Exercise requirements: Produce an exact copy of all the data below, dropping every image.

Records provided:
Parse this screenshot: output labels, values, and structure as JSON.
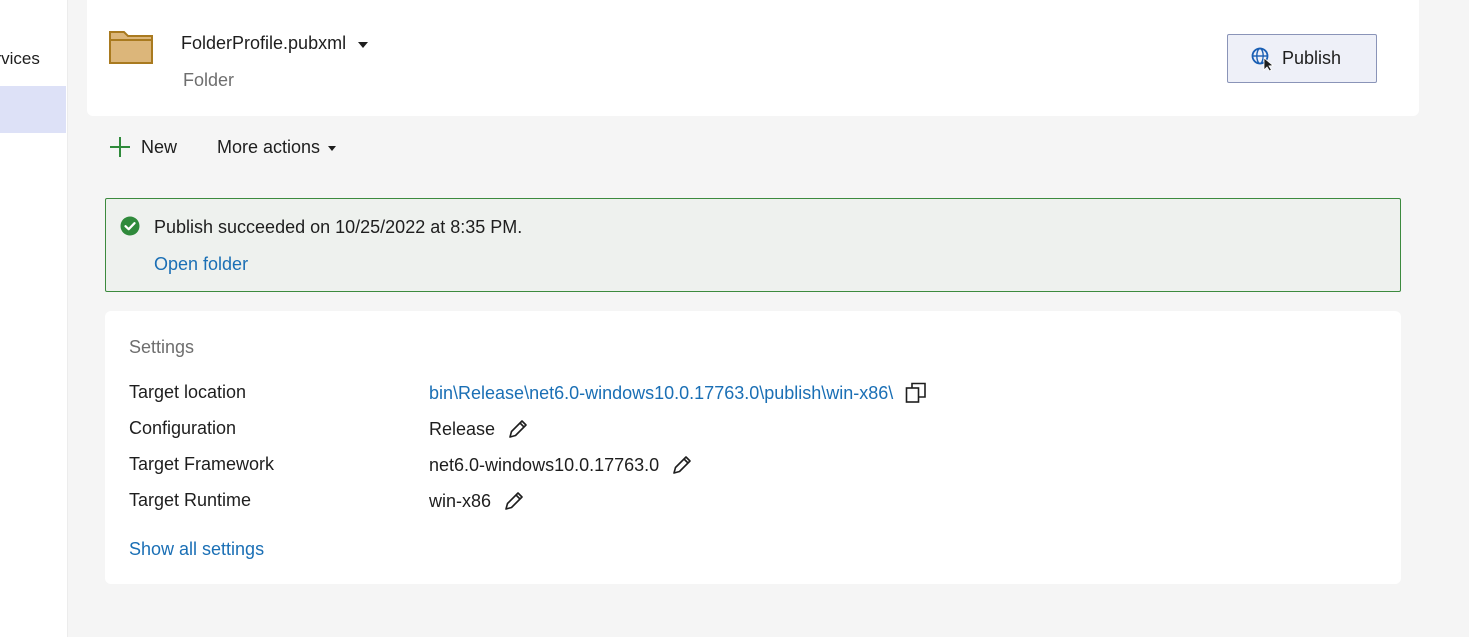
{
  "sidebar": {
    "items": [
      {
        "label": "ervices"
      }
    ]
  },
  "profile": {
    "name": "FolderProfile.pubxml",
    "type": "Folder",
    "publish_label": "Publish"
  },
  "toolbar": {
    "new_label": "New",
    "more_actions_label": "More actions"
  },
  "banner": {
    "message": "Publish succeeded on 10/25/2022 at 8:35 PM.",
    "link": "Open folder"
  },
  "settings": {
    "title": "Settings",
    "rows": [
      {
        "label": "Target location",
        "value": "bin\\Release\\net6.0-windows10.0.17763.0\\publish\\win-x86\\",
        "icon": "copy-icon"
      },
      {
        "label": "Configuration",
        "value": "Release",
        "icon": "edit-pencil-icon"
      },
      {
        "label": "Target Framework",
        "value": "net6.0-windows10.0.17763.0",
        "icon": "edit-pencil-icon"
      },
      {
        "label": "Target Runtime",
        "value": "win-x86",
        "icon": "edit-pencil-icon"
      }
    ],
    "show_all_label": "Show all settings"
  },
  "colors": {
    "accent_link": "#1a6fb5",
    "success_green": "#2f8a3b",
    "banner_border": "#3c8a3e",
    "folder_fill": "#dcb67a",
    "selected_item": "#dde1f7"
  }
}
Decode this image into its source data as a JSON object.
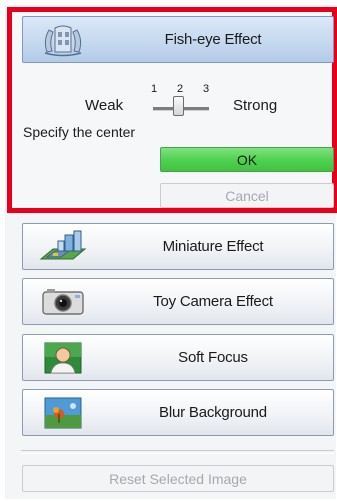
{
  "effects": {
    "fisheye": {
      "label": "Fish-eye Effect",
      "icon": "fish-eye-icon",
      "selected": true
    },
    "miniature": {
      "label": "Miniature Effect",
      "icon": "miniature-city-icon"
    },
    "toycamera": {
      "label": "Toy Camera Effect",
      "icon": "toy-camera-icon"
    },
    "softfocus": {
      "label": "Soft Focus",
      "icon": "portrait-icon"
    },
    "blurbg": {
      "label": "Blur Background",
      "icon": "landscape-icon"
    }
  },
  "fisheye_settings": {
    "weak_label": "Weak",
    "strong_label": "Strong",
    "ticks": [
      "1",
      "2",
      "3"
    ],
    "slider_value": 2,
    "specify_center": "Specify the center",
    "ok_label": "OK",
    "cancel_label": "Cancel"
  },
  "reset_label": "Reset Selected Image",
  "colors": {
    "highlight_border": "#e8001a",
    "ok_green": "#52d152",
    "active_button": "#c6d9ef"
  }
}
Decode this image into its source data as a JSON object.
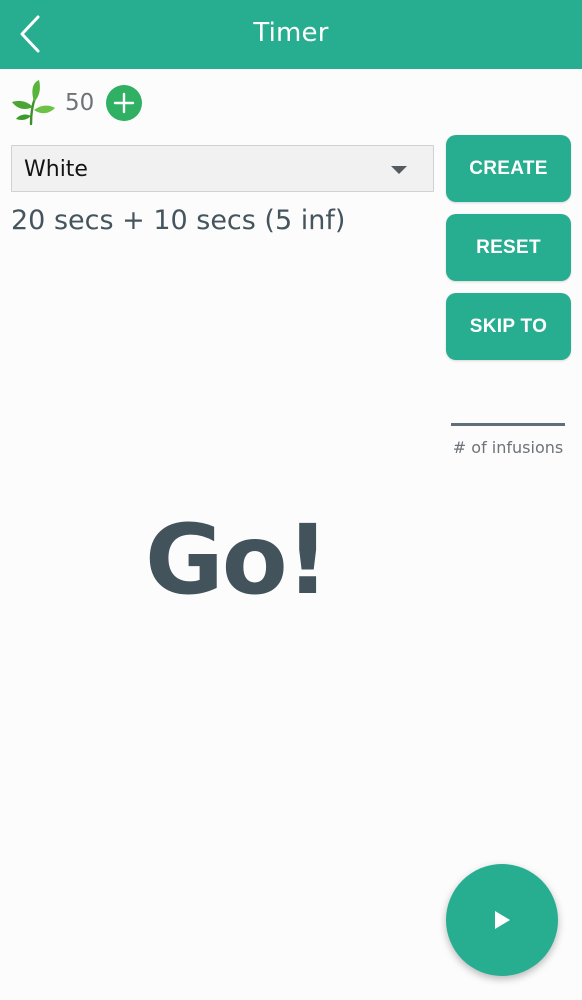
{
  "header": {
    "title": "Timer",
    "back_icon": "chevron-left-icon",
    "background_color": "#27ad8f"
  },
  "leaf_counter": {
    "icon": "tea-leaf-icon",
    "count": "50",
    "add_icon": "plus-circle-icon",
    "add_color": "#2fb062"
  },
  "tea_type": {
    "selected": "White"
  },
  "schedule": {
    "text": "20 secs + 10 secs (5 inf)"
  },
  "actions": {
    "create_label": "CREATE",
    "reset_label": "RESET",
    "skip_to_label": "SKIP TO",
    "color": "#27ad8f"
  },
  "infusions": {
    "label": "# of infusions",
    "value": ""
  },
  "status": {
    "text": "Go!"
  },
  "fab": {
    "icon": "play-icon"
  }
}
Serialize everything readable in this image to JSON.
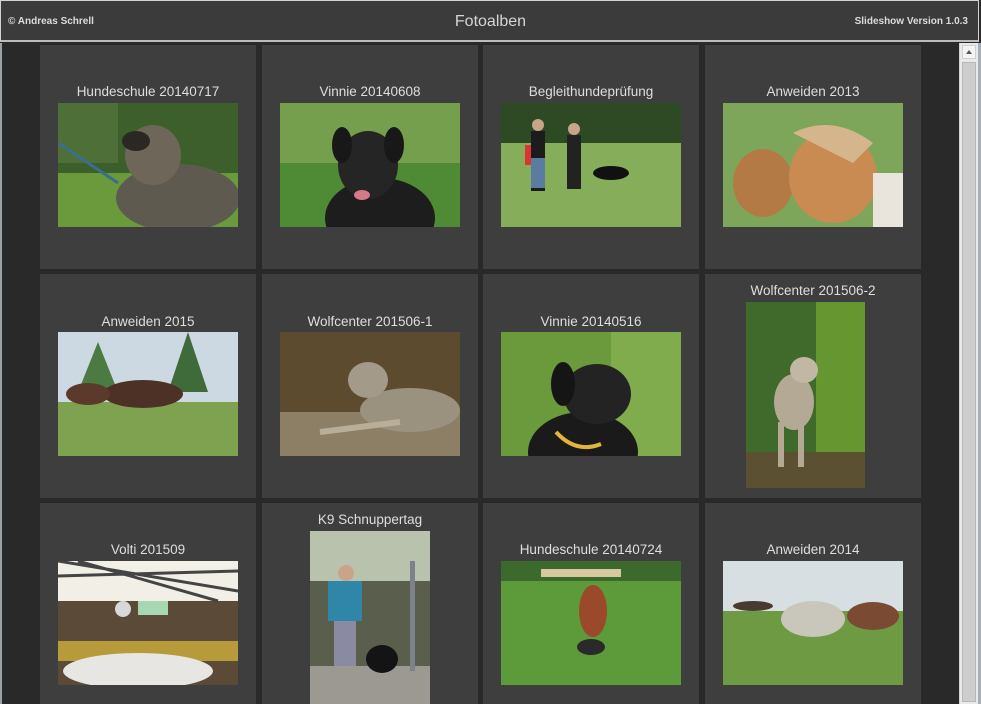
{
  "header": {
    "copyright": "© Andreas Schrell",
    "title": "Fotoalben",
    "version": "Slideshow Version 1.0.3"
  },
  "albums": [
    {
      "title": "Hundeschule 20140717",
      "icon": "dog-photo",
      "orientation": "landscape"
    },
    {
      "title": "Vinnie 20140608",
      "icon": "dog-photo",
      "orientation": "landscape"
    },
    {
      "title": "Begleithundeprüfung",
      "icon": "people-dog-photo",
      "orientation": "landscape"
    },
    {
      "title": "Anweiden 2013",
      "icon": "horse-photo",
      "orientation": "landscape"
    },
    {
      "title": "Anweiden 2015",
      "icon": "horse-photo",
      "orientation": "landscape"
    },
    {
      "title": "Wolfcenter 201506-1",
      "icon": "wolf-photo",
      "orientation": "landscape"
    },
    {
      "title": "Vinnie 20140516",
      "icon": "dog-photo",
      "orientation": "landscape"
    },
    {
      "title": "Wolfcenter 201506-2",
      "icon": "wolf-photo",
      "orientation": "portrait"
    },
    {
      "title": "Volti 201509",
      "icon": "vaulting-photo",
      "orientation": "landscape"
    },
    {
      "title": "K9 Schnuppertag",
      "icon": "person-dog-photo",
      "orientation": "portrait"
    },
    {
      "title": "Hundeschule 20140724",
      "icon": "dog-jump-photo",
      "orientation": "landscape"
    },
    {
      "title": "Anweiden 2014",
      "icon": "horse-photo",
      "orientation": "landscape"
    }
  ]
}
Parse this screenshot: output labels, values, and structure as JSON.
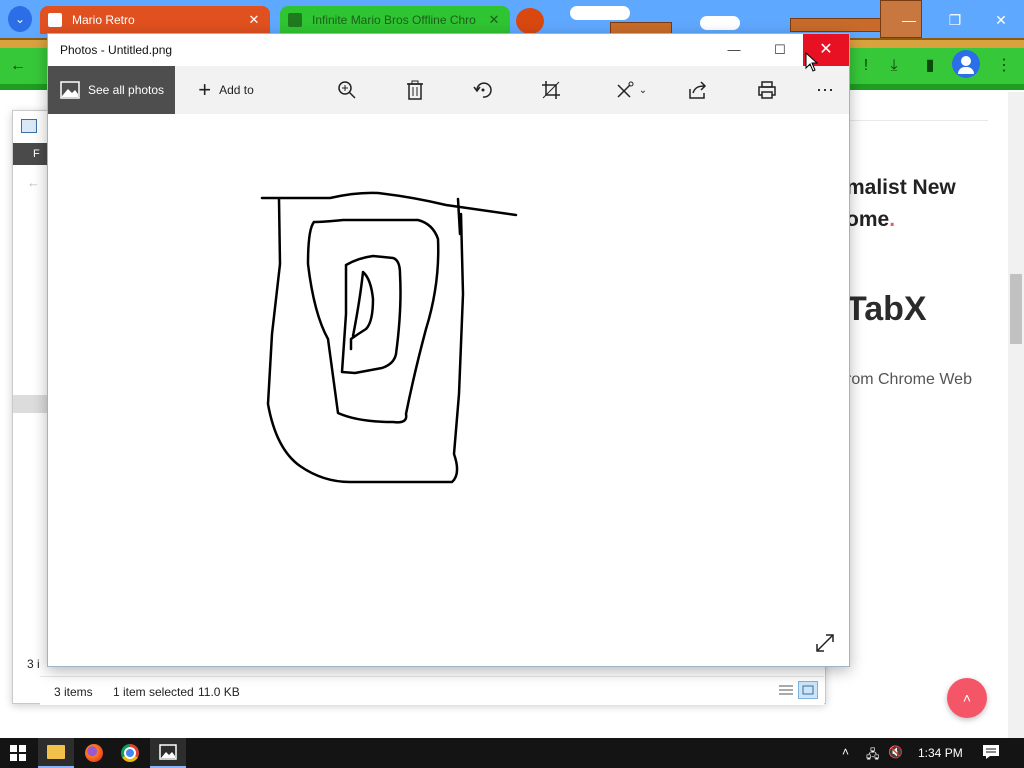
{
  "browser": {
    "tabs": [
      {
        "label": "Mario Retro",
        "favicon_color": "#e86a3c"
      },
      {
        "label": "Infinite Mario Bros Offline Chro",
        "favicon_color": "#2a8a2a"
      }
    ],
    "colors": {
      "accent": "#2b6ee8",
      "tab1": "#e0511f",
      "tab2": "#2fc431"
    }
  },
  "page": {
    "heading_line1": "malist New",
    "heading_line2": "ome",
    "heading_dot": ".",
    "logo_text": "TabX",
    "sub_text": "rom Chrome Web",
    "fab_icon": "chevron-up-icon"
  },
  "explorer": {
    "status_items": "3 items",
    "status_selected": "1 item selected",
    "status_size": "11.0 KB",
    "left_peek_letter": "F",
    "left_peek_count": "3 i"
  },
  "photos": {
    "title": "Photos - Untitled.png",
    "toolbar": {
      "see_all": "See all photos",
      "add_to": "Add to"
    },
    "icons": [
      "zoom-icon",
      "delete-icon",
      "rotate-icon",
      "crop-icon",
      "edit-icon",
      "share-icon",
      "print-icon",
      "more-icon",
      "fullscreen-icon"
    ]
  },
  "taskbar": {
    "time": "1:34 PM",
    "apps": [
      "file-explorer",
      "firefox",
      "chrome",
      "photos"
    ]
  }
}
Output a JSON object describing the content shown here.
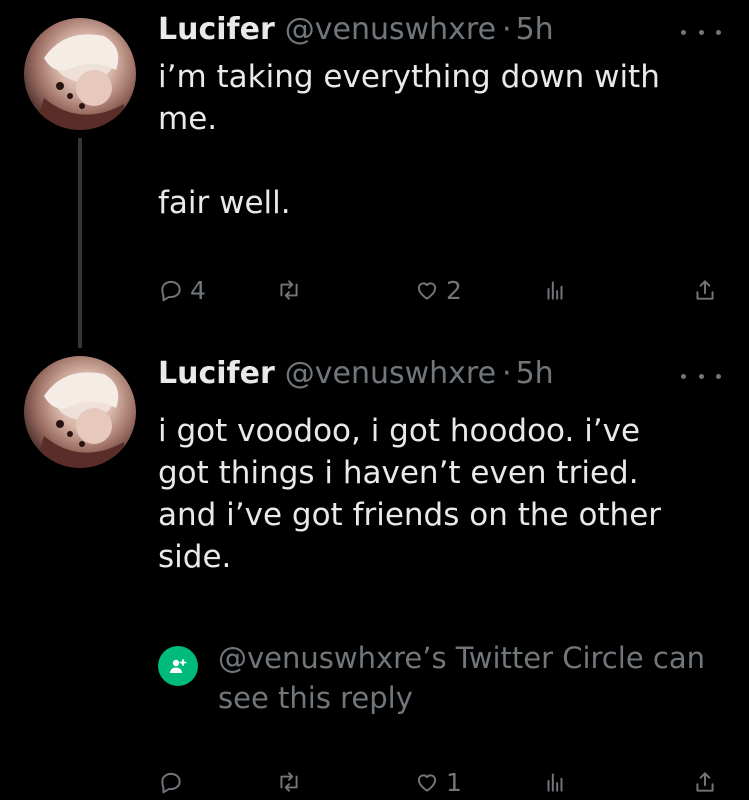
{
  "tweets": [
    {
      "display_name": "Lucifer",
      "handle": "@venuswhxre",
      "separator": "·",
      "time": "5h",
      "text": "i’m taking everything down with me.\n\nfair well.",
      "actions": {
        "reply_count": "4",
        "retweet_count": "",
        "like_count": "2",
        "views_count": ""
      }
    },
    {
      "display_name": "Lucifer",
      "handle": "@venuswhxre",
      "separator": "·",
      "time": "5h",
      "text": "i got voodoo, i got hoodoo. i’ve got things i haven’t even tried. and i’ve got friends on the other side.",
      "circle_notice": "@venuswhxre’s Twitter Circle can see this reply",
      "actions": {
        "reply_count": "",
        "retweet_count": "",
        "like_count": "1",
        "views_count": ""
      }
    }
  ],
  "colors": {
    "background": "#000000",
    "text_primary": "#e7e9ea",
    "text_secondary": "#71767b",
    "circle_green": "#00ba7c"
  },
  "icons": [
    "reply-icon",
    "retweet-icon",
    "like-icon",
    "views-icon",
    "share-icon",
    "more-icon",
    "twitter-circle-icon"
  ]
}
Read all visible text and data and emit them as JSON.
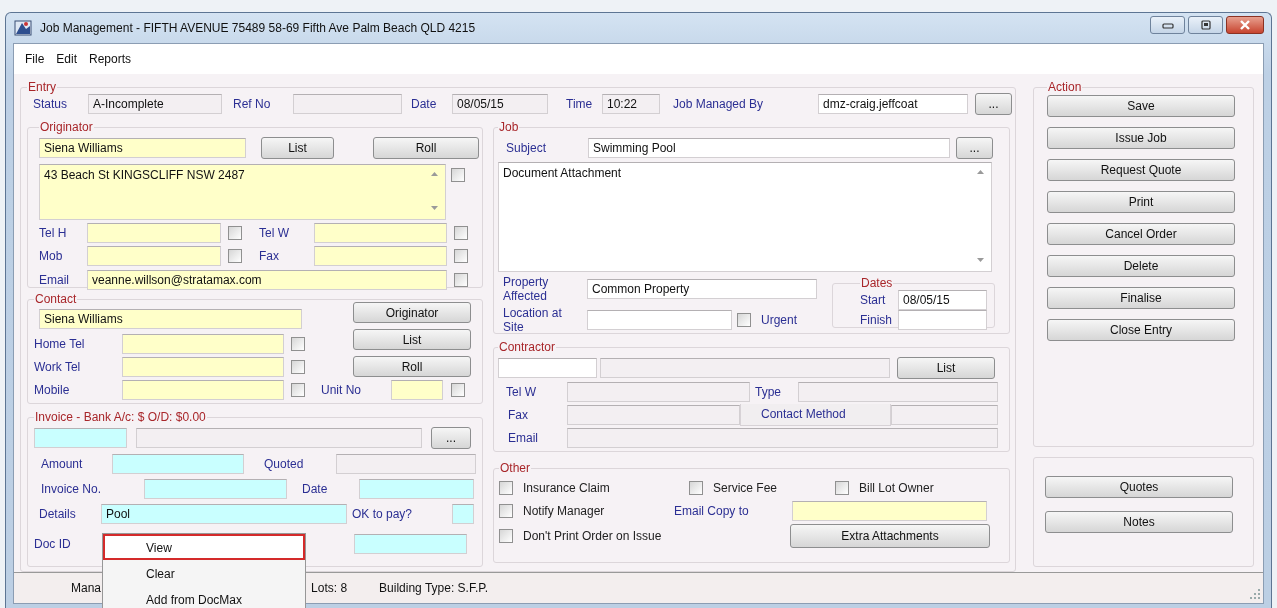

Exercise output:
Parse this screenshot: output labels, values, and structure as JSON.
{
  "sidebar": {
    "items": [
      {
        "label": "ervices"
      }
    ]
  },
  "profile": {
    "name": "FolderProfile.pubxml",
    "type": "Folder",
    "publish_label": "Publish"
  },
  "toolbar": {
    "new_label": "New",
    "more_actions_label": "More actions"
  },
  "banner": {
    "message": "Publish succeeded on 10/25/2022 at 8:35 PM.",
    "link": "Open folder"
  },
  "settings": {
    "title": "Settings",
    "rows": [
      {
        "label": "Target location",
        "value": "bin\\Release\\net6.0-windows10.0.17763.0\\publish\\win-x86\\",
        "icon": "copy-icon"
      },
      {
        "label": "Configuration",
        "value": "Release",
        "icon": "edit-pencil-icon"
      },
      {
        "label": "Target Framework",
        "value": "net6.0-windows10.0.17763.0",
        "icon": "edit-pencil-icon"
      },
      {
        "label": "Target Runtime",
        "value": "win-x86",
        "icon": "edit-pencil-icon"
      }
    ],
    "show_all_label": "Show all settings"
  },
  "colors": {
    "accent_link": "#1a6fb5",
    "success_green": "#2f8a3b",
    "banner_border": "#3c8a3e",
    "folder_fill": "#dcb67a",
    "selected_item": "#dde1f7"
  }
}
Decode this image into its source data as a JSON object.
{
  "effects": {
    "fisheye": {
      "label": "Fish-eye Effect",
      "icon": "fish-eye-icon",
      "selected": true
    },
    "miniature": {
      "label": "Miniature Effect",
      "icon": "miniature-city-icon"
    },
    "toycamera": {
      "label": "Toy Camera Effect",
      "icon": "toy-camera-icon"
    },
    "softfocus": {
      "label": "Soft Focus",
      "icon": "portrait-icon"
    },
    "blurbg": {
      "label": "Blur Background",
      "icon": "landscape-icon"
    }
  },
  "fisheye_settings": {
    "weak_label": "Weak",
    "strong_label": "Strong",
    "ticks": [
      "1",
      "2",
      "3"
    ],
    "slider_value": 2,
    "specify_center": "Specify the center",
    "ok_label": "OK",
    "cancel_label": "Cancel"
  },
  "reset_label": "Reset Selected Image",
  "colors": {
    "highlight_border": "#e8001a",
    "ok_green": "#52d152",
    "active_button": "#c6d9ef"
  }
}
Decode this image into its source data as a JSON object.
{
  "header": {
    "title": "Timer",
    "back_icon": "chevron-left-icon",
    "background_color": "#27ad8f"
  },
  "leaf_counter": {
    "icon": "tea-leaf-icon",
    "count": "50",
    "add_icon": "plus-circle-icon",
    "add_color": "#2fb062"
  },
  "tea_type": {
    "selected": "White"
  },
  "schedule": {
    "text": "20 secs + 10 secs (5 inf)"
  },
  "actions": {
    "create_label": "CREATE",
    "reset_label": "RESET",
    "skip_to_label": "SKIP TO",
    "color": "#27ad8f"
  },
  "infusions": {
    "label": "# of infusions",
    "value": ""
  },
  "status": {
    "text": "Go!"
  },
  "fab": {
    "icon": "play-icon"
  }
}
Serialize everything readable in this image to JSON.
{
  "header": {
    "copyright": "© Andreas Schrell",
    "title": "Fotoalben",
    "version": "Slideshow Version 1.0.3"
  },
  "albums": [
    {
      "title": "Hundeschule 20140717",
      "icon": "dog-photo",
      "orientation": "landscape"
    },
    {
      "title": "Vinnie 20140608",
      "icon": "dog-photo",
      "orientation": "landscape"
    },
    {
      "title": "Begleithundeprüfung",
      "icon": "people-dog-photo",
      "orientation": "landscape"
    },
    {
      "title": "Anweiden 2013",
      "icon": "horse-photo",
      "orientation": "landscape"
    },
    {
      "title": "Anweiden 2015",
      "icon": "horse-photo",
      "orientation": "landscape"
    },
    {
      "title": "Wolfcenter 201506-1",
      "icon": "wolf-photo",
      "orientation": "landscape"
    },
    {
      "title": "Vinnie 20140516",
      "icon": "dog-photo",
      "orientation": "landscape"
    },
    {
      "title": "Wolfcenter 201506-2",
      "icon": "wolf-photo",
      "orientation": "portrait"
    },
    {
      "title": "Volti 201509",
      "icon": "vaulting-photo",
      "orientation": "landscape"
    },
    {
      "title": "K9 Schnuppertag",
      "icon": "person-dog-photo",
      "orientation": "portrait"
    },
    {
      "title": "Hundeschule 20140724",
      "icon": "dog-jump-photo",
      "orientation": "landscape"
    },
    {
      "title": "Anweiden 2014",
      "icon": "horse-photo",
      "orientation": "landscape"
    }
  ]
}
Parse this screenshot: output labels, values, and structure as JSON.
{
  "browser": {
    "tabs": [
      {
        "label": "Mario Retro",
        "favicon_color": "#e86a3c"
      },
      {
        "label": "Infinite Mario Bros Offline Chro",
        "favicon_color": "#2a8a2a"
      }
    ],
    "colors": {
      "accent": "#2b6ee8",
      "tab1": "#e0511f",
      "tab2": "#2fc431"
    }
  },
  "page": {
    "heading_line1": "malist New",
    "heading_line2": "ome",
    "heading_dot": ".",
    "logo_text": "TabX",
    "sub_text": "rom Chrome Web",
    "fab_icon": "chevron-up-icon"
  },
  "explorer": {
    "status_items": "3 items",
    "status_selected": "1 item selected",
    "status_size": "11.0 KB",
    "left_peek_letter": "F",
    "left_peek_count": "3 i"
  },
  "photos": {
    "title": "Photos - Untitled.png",
    "toolbar": {
      "see_all": "See all photos",
      "add_to": "Add to"
    },
    "icons": [
      "zoom-icon",
      "delete-icon",
      "rotate-icon",
      "crop-icon",
      "edit-icon",
      "share-icon",
      "print-icon",
      "more-icon",
      "fullscreen-icon"
    ]
  },
  "taskbar": {
    "time": "1:34 PM",
    "apps": [
      "file-explorer",
      "firefox",
      "chrome",
      "photos"
    ]
  }
}
Output a JSON object describing the content shown here.
{
  "tweets": [
    {
      "display_name": "Lucifer",
      "handle": "@venuswhxre",
      "separator": "·",
      "time": "5h",
      "text": "i’m taking everything down with me.\n\nfair well.",
      "actions": {
        "reply_count": "4",
        "retweet_count": "",
        "like_count": "2",
        "views_count": ""
      }
    },
    {
      "display_name": "Lucifer",
      "handle": "@venuswhxre",
      "separator": "·",
      "time": "5h",
      "text": "i got voodoo, i got hoodoo. i’ve got things i haven’t even tried. and i’ve got friends on the other side.",
      "circle_notice": "@venuswhxre’s Twitter Circle can see this reply",
      "actions": {
        "reply_count": "",
        "retweet_count": "",
        "like_count": "1",
        "views_count": ""
      }
    }
  ],
  "colors": {
    "background": "#000000",
    "text_primary": "#e7e9ea",
    "text_secondary": "#71767b",
    "circle_green": "#00ba7c"
  },
  "icons": [
    "reply-icon",
    "retweet-icon",
    "like-icon",
    "views-icon",
    "share-icon",
    "more-icon",
    "twitter-circle-icon"
  ]
}
Read all visible text and data and emit them as JSON.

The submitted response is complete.